--- RECORDS FOR THIS TASK ---
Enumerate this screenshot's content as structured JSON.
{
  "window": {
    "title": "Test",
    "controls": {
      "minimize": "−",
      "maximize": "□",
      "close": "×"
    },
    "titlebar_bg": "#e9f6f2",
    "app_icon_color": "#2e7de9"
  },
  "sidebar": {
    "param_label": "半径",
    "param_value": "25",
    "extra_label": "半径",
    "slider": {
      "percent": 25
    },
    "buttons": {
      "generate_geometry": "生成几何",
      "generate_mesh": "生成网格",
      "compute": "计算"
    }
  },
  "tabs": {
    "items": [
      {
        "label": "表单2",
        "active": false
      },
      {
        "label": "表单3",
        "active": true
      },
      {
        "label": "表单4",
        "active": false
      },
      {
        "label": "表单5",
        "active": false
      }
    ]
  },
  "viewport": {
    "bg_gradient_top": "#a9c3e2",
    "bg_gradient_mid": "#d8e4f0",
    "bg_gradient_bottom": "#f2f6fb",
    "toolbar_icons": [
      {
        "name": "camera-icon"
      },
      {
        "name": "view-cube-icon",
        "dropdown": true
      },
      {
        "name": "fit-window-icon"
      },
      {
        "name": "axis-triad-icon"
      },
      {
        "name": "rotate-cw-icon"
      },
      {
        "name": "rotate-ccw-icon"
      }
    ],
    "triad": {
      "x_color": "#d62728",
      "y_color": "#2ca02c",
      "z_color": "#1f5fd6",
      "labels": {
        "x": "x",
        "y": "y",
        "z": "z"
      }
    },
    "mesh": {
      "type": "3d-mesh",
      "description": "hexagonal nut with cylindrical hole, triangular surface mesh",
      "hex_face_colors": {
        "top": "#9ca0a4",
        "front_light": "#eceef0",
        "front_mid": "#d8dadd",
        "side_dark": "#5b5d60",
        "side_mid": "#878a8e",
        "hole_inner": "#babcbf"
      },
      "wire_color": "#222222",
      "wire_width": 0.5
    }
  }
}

--

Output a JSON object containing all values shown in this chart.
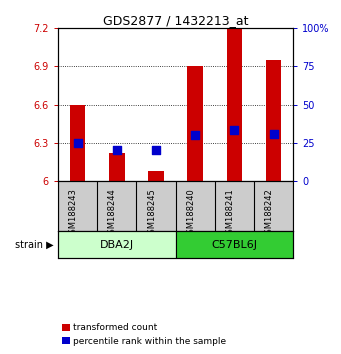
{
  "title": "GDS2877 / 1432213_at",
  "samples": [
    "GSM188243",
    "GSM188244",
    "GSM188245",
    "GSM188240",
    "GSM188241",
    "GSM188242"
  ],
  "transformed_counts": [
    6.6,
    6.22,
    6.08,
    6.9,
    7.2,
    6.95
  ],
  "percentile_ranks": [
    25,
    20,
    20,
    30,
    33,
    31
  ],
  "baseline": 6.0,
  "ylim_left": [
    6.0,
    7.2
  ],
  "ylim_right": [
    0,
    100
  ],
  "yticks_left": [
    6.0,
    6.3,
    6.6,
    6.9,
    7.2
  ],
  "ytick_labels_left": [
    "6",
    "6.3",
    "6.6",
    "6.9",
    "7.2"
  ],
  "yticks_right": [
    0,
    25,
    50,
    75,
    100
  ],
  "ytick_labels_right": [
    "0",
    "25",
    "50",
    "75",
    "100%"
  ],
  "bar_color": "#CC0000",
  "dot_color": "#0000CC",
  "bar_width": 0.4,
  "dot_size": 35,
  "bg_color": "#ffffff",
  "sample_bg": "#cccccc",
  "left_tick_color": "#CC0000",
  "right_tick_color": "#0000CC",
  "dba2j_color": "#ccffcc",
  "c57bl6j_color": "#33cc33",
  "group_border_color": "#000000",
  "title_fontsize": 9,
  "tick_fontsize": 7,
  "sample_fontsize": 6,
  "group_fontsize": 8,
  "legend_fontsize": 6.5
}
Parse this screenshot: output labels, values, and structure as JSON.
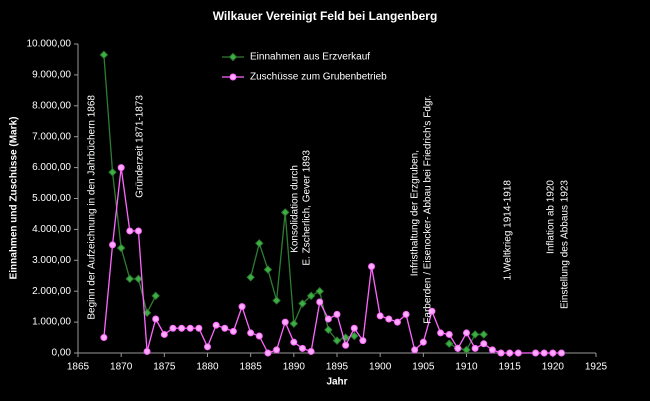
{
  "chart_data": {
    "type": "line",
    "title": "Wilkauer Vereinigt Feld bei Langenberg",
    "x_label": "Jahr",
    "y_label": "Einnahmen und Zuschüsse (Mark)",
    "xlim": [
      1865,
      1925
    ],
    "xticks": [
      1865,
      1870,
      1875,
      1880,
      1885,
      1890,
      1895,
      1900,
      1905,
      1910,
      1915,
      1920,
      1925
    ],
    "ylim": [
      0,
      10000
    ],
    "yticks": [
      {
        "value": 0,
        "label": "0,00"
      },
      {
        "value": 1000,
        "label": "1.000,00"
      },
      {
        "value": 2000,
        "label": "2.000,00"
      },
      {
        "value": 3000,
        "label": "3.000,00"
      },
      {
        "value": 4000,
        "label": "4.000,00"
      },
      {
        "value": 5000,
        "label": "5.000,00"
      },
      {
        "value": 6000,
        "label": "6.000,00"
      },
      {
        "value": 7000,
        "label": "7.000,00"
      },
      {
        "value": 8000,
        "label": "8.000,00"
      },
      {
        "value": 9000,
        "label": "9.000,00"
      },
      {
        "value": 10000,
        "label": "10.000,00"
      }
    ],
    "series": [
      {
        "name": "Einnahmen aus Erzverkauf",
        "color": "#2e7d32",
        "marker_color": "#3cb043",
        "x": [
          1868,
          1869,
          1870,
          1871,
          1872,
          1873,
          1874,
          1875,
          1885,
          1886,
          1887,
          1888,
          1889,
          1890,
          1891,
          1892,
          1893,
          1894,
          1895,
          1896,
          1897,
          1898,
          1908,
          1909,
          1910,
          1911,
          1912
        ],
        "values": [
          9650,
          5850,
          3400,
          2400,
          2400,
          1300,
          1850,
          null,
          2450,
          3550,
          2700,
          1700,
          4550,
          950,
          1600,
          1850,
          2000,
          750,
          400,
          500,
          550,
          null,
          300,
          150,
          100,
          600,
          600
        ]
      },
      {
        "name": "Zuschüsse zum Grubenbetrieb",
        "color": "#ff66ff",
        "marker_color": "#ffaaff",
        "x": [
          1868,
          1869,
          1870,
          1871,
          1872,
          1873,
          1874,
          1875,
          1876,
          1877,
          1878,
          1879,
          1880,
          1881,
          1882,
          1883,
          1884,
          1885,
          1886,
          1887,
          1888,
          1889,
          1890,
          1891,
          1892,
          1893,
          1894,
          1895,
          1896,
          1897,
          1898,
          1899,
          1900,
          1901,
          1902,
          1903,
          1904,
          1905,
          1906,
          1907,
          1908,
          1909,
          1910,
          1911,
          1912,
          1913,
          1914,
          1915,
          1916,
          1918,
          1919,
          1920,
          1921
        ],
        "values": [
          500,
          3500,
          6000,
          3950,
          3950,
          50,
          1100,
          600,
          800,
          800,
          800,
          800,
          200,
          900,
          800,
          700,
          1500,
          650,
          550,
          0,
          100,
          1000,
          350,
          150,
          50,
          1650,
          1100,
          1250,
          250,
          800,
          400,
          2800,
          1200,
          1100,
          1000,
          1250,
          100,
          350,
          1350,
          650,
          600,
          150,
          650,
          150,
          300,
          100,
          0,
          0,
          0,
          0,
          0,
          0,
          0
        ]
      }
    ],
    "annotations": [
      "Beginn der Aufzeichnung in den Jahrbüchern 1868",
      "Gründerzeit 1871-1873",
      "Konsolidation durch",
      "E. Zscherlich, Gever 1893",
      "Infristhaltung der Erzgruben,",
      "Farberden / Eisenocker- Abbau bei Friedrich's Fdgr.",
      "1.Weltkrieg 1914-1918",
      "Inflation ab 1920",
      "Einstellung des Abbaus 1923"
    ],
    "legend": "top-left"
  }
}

--- WHAT YOU HAVE TO DO ---
Which lines hold the string "rotate"? List them all.

--- RESPONSE BELOW ---
        "name": "rotate-cw-icon"
        "name": "rotate-ccw-icon"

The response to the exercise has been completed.